- _Records about charts and figures_:
(begin)
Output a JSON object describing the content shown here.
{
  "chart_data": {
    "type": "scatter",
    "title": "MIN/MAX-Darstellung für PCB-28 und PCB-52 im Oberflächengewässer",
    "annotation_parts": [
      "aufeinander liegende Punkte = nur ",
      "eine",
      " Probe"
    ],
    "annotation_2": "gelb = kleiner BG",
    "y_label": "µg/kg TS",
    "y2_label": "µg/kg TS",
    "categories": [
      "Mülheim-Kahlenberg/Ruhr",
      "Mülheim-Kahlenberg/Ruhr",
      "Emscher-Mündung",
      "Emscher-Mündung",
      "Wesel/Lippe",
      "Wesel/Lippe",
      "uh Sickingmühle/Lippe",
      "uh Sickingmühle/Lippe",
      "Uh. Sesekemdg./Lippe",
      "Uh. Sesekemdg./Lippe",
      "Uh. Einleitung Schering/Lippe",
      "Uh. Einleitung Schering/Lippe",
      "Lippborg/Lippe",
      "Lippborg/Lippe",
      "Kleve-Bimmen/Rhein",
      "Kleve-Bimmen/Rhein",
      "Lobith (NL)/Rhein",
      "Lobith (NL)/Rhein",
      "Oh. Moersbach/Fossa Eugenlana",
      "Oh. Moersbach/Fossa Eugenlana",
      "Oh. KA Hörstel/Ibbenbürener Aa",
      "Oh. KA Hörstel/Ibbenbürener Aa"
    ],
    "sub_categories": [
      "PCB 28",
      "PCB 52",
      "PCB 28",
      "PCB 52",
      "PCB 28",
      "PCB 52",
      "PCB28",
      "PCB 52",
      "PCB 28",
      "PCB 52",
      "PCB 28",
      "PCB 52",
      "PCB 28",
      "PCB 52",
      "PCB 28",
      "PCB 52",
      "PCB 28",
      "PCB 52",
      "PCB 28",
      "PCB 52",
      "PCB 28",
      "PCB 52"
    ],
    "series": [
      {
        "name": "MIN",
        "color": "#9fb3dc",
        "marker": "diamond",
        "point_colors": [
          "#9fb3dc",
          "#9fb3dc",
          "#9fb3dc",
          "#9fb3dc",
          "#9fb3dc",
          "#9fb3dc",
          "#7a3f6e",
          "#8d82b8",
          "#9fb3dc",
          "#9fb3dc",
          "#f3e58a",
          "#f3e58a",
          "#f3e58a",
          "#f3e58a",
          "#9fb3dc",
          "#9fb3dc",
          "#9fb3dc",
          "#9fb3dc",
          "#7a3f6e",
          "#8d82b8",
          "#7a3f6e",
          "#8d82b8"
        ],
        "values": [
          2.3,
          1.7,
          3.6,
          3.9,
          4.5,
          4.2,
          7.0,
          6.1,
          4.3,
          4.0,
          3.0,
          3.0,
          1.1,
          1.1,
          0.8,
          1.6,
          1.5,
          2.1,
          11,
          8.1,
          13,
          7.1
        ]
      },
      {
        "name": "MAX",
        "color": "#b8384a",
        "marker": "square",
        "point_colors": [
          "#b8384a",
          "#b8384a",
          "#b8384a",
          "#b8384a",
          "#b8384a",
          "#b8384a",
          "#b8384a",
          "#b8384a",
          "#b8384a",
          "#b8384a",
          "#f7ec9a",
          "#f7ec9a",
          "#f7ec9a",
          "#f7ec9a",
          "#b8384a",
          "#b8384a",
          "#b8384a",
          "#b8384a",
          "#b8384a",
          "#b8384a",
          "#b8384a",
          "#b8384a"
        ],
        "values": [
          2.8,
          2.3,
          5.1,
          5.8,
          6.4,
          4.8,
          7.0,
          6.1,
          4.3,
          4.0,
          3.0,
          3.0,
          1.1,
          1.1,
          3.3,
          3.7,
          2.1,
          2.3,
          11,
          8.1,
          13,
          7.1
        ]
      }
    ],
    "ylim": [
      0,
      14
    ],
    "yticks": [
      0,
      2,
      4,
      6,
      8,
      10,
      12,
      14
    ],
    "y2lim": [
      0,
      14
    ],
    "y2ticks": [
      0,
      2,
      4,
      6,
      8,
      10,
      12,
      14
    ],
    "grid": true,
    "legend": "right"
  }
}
(end)
- _DO THIS_: In the listing, find every line with the word "Hörstel" and state how many there are, nothing more.

- _SOLUTION TO THIS TASK_: 2